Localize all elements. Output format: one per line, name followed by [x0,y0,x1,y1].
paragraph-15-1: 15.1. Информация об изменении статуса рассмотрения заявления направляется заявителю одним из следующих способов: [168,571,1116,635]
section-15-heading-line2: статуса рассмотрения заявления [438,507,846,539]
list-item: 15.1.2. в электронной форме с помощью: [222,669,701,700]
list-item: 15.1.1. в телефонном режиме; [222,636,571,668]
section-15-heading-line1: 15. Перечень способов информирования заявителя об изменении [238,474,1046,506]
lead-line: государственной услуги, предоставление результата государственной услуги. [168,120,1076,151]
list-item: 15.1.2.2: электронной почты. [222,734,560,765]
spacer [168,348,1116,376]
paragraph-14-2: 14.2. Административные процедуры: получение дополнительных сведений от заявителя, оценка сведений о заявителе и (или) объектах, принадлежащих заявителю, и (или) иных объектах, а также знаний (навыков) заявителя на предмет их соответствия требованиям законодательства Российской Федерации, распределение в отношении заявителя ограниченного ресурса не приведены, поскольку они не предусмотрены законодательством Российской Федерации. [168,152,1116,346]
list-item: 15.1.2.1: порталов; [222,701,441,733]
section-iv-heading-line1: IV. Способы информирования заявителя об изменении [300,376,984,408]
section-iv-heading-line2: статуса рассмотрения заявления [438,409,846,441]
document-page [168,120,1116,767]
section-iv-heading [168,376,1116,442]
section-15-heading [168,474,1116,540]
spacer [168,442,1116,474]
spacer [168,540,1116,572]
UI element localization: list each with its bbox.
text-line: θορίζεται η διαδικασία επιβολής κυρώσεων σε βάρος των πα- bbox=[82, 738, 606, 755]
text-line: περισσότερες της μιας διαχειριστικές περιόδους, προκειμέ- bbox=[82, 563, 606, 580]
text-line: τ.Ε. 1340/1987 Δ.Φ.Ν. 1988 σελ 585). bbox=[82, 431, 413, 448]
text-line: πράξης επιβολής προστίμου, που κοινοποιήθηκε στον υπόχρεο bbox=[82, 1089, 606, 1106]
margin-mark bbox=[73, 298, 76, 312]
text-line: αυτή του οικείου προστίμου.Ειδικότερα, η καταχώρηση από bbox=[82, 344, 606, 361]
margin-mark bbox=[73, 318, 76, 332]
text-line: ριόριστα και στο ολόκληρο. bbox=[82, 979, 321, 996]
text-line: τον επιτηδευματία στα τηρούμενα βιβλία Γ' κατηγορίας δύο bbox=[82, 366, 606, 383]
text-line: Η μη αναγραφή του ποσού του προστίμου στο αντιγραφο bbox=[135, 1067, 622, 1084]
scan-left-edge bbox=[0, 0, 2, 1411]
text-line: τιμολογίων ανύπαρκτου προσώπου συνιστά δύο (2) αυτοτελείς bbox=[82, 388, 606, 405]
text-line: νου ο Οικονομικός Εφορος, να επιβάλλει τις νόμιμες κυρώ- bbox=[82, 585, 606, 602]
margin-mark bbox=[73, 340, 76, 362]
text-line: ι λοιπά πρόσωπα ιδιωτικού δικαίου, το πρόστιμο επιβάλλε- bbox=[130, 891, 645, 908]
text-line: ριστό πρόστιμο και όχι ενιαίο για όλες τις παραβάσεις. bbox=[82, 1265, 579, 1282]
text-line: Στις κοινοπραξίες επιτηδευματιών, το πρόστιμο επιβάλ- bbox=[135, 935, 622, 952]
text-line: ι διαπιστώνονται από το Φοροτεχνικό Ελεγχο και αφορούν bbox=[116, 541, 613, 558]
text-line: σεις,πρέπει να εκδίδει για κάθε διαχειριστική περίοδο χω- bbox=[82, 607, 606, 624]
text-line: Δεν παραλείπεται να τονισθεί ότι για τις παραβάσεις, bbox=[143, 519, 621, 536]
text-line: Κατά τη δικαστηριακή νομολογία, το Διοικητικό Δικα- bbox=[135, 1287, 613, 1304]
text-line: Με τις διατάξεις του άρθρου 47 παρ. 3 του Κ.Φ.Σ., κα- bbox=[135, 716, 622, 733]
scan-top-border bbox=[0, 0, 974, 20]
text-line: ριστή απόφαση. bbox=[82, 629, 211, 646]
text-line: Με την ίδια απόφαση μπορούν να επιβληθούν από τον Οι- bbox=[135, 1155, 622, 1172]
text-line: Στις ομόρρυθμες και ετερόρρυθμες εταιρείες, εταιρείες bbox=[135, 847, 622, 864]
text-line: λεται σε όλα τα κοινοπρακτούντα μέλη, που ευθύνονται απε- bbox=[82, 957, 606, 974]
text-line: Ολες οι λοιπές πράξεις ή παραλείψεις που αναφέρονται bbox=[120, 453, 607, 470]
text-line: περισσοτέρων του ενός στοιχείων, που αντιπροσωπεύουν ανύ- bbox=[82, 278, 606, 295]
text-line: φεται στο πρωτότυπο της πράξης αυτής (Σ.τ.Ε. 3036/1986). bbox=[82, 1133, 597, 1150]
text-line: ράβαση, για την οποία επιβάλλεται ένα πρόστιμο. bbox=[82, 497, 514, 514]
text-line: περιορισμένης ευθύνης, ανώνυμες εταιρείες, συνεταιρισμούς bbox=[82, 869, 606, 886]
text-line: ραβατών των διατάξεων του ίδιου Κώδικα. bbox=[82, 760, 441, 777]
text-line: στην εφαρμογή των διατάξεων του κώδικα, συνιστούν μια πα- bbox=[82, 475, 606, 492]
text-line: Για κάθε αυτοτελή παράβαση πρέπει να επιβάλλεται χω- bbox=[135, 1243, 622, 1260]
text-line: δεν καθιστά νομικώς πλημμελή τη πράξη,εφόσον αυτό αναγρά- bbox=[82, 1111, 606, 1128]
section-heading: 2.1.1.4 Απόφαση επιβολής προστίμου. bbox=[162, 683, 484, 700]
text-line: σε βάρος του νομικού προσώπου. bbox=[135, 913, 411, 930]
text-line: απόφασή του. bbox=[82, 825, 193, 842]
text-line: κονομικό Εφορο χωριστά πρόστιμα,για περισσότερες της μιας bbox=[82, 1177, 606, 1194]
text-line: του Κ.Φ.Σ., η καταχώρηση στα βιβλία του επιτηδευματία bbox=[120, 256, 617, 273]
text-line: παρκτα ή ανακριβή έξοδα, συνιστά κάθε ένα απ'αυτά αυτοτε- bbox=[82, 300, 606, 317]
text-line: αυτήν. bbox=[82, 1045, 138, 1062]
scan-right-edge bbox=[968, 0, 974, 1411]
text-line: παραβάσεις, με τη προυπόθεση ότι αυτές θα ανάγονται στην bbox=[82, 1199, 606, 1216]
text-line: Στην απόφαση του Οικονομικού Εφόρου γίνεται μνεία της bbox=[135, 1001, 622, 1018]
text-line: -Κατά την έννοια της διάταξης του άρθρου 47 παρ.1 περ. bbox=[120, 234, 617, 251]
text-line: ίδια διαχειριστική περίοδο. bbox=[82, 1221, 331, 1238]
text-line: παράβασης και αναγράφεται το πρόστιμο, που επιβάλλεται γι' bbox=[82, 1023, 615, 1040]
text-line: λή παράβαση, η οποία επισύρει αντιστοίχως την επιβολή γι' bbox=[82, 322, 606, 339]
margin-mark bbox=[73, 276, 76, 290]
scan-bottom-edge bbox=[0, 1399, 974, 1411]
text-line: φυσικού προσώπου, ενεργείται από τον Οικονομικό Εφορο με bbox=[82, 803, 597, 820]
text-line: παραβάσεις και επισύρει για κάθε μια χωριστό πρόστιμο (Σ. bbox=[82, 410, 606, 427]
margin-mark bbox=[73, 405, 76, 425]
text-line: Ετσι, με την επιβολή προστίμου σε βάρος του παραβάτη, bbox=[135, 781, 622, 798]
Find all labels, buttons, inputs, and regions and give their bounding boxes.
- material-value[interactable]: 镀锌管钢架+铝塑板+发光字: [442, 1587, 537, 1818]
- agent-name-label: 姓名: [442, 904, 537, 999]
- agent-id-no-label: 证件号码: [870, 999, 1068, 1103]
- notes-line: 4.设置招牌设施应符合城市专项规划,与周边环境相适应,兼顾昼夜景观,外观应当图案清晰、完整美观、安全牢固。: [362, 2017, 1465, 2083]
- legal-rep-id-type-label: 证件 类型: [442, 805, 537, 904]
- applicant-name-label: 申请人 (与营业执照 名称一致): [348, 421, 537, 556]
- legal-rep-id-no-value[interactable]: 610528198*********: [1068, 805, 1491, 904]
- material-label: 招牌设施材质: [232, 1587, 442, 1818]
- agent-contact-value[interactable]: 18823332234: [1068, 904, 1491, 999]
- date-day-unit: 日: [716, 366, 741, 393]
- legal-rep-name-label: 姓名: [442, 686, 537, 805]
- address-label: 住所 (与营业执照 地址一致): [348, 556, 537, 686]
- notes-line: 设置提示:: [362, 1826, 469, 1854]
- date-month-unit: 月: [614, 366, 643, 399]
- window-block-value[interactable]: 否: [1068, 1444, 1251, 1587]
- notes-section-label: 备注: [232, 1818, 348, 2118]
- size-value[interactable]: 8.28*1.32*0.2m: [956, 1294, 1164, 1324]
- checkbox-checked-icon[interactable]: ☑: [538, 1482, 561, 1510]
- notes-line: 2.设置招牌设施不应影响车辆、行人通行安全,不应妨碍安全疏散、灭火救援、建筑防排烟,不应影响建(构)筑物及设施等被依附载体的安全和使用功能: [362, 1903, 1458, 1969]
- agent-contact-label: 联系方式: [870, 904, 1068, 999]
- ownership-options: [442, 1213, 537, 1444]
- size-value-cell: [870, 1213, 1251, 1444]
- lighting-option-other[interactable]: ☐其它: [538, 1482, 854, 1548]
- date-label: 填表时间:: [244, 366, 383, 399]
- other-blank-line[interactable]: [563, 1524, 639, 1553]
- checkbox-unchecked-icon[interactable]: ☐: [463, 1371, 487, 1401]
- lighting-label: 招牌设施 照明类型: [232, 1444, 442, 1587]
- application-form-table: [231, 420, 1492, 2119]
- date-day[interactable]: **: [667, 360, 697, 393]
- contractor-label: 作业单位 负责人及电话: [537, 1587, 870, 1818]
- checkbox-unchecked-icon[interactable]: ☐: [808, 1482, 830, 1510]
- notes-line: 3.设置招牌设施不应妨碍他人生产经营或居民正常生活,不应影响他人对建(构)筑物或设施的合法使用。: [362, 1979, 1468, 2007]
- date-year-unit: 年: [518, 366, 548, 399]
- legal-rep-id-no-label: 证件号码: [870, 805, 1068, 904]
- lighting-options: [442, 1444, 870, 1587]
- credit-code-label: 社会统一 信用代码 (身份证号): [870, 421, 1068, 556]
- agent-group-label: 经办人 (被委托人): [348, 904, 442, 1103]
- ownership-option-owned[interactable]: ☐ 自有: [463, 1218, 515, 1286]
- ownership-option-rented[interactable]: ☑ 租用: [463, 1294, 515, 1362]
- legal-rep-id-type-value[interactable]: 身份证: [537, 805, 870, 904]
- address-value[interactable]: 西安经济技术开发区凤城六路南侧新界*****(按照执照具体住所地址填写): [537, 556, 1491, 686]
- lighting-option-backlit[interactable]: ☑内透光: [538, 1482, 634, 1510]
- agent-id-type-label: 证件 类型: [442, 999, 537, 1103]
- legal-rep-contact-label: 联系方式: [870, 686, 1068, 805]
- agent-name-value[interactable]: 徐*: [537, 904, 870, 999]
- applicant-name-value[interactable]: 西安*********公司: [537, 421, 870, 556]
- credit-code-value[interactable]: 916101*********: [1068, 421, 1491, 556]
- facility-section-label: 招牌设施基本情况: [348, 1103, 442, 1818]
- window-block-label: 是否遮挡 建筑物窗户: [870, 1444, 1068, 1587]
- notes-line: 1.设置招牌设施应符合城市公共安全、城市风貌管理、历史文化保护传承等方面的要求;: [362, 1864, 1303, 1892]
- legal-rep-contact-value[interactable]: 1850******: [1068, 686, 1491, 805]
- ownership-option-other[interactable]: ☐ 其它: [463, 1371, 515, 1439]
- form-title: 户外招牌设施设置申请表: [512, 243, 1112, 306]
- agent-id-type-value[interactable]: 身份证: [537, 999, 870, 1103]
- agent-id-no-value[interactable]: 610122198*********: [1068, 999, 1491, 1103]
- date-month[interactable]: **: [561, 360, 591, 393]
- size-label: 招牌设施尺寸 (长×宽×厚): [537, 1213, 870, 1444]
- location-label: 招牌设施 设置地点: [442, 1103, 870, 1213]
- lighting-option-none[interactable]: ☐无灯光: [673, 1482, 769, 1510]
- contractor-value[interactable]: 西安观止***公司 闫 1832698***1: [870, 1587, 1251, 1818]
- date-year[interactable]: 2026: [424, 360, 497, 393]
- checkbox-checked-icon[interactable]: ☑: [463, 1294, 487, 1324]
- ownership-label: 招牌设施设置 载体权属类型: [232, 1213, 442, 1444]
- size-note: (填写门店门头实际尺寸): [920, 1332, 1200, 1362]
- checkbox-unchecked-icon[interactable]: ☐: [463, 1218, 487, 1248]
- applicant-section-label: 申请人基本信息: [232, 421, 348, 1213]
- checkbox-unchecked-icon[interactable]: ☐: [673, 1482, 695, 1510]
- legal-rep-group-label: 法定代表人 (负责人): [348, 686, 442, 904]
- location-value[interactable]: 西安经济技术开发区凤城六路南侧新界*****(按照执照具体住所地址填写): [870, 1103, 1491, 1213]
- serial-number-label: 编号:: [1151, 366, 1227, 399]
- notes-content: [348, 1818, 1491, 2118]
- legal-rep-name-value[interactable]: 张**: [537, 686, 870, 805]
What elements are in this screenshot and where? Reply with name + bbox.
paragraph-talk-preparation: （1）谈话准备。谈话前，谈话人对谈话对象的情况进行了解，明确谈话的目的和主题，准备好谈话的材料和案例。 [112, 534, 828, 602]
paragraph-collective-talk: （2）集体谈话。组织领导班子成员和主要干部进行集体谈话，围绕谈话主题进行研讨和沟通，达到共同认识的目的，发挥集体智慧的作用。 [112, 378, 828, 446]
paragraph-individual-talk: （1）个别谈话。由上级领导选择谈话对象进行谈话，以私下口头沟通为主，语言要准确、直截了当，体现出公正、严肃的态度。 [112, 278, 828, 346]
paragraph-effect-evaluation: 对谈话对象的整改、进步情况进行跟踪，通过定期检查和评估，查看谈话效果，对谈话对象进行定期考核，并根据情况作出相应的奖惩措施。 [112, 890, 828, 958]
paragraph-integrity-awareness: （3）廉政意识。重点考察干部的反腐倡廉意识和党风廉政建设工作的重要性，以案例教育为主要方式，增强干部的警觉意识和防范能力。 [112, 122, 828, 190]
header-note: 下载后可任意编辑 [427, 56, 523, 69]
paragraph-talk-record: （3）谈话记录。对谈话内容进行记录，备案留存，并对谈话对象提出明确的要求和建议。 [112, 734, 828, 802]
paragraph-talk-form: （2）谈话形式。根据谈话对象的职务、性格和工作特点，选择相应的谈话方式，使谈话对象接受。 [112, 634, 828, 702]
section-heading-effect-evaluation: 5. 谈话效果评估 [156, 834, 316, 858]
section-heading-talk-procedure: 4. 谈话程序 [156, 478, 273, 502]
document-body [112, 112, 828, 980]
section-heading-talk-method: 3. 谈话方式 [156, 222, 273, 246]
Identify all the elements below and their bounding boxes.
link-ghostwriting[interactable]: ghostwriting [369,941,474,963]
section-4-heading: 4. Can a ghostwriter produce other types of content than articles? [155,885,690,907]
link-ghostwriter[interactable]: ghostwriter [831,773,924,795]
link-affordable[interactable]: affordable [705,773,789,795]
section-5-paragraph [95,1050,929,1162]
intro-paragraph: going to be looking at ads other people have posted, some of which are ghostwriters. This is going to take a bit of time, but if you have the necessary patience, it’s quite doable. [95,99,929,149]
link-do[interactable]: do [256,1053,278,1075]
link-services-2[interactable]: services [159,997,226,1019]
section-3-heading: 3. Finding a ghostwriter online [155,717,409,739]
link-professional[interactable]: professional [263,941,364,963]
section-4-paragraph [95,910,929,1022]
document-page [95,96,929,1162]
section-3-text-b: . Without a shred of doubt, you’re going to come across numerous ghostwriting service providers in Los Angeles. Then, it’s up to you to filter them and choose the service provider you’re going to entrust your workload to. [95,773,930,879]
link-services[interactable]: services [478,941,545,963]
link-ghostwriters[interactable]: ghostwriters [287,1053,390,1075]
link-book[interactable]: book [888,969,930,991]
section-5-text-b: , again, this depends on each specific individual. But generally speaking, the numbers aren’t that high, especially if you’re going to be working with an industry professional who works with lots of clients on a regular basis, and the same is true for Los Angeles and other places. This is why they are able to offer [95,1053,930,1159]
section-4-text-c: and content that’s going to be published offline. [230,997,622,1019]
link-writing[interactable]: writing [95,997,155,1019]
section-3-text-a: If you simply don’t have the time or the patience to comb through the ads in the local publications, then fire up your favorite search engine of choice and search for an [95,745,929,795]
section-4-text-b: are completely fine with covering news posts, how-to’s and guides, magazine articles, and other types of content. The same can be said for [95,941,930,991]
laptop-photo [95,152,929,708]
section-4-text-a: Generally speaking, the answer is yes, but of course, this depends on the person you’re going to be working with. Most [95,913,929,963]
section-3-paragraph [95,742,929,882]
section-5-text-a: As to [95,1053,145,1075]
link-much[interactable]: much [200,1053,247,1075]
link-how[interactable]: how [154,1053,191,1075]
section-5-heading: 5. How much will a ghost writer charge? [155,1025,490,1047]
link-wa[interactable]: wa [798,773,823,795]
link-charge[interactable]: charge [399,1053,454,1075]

——————

### Given instruction
Reproduce the listing verbatim from its first line through the line containing "list-item: 15.1.2.2: электронной", inclusive.

### Solution for this problem
Localize all elements. Output format: one per line, name followed by [x0,y0,x1,y1].
paragraph-15-1: 15.1. Информация об изменении статуса рассмотрения заявления направляется заявителю одним из следующих способов: [168,571,1116,635]
section-15-heading-line2: статуса рассмотрения заявления [438,507,846,539]
list-item: 15.1.2. в электронной форме с помощью: [222,669,701,700]
list-item: 15.1.1. в телефонном режиме; [222,636,571,668]
section-15-heading-line1: 15. Перечень способов информирования заявителя об изменении [238,474,1046,506]
lead-line: государственной услуги, предоставление результата государственной услуги. [168,120,1076,151]
list-item: 15.1.2.2: электронной почты. [222,734,560,765]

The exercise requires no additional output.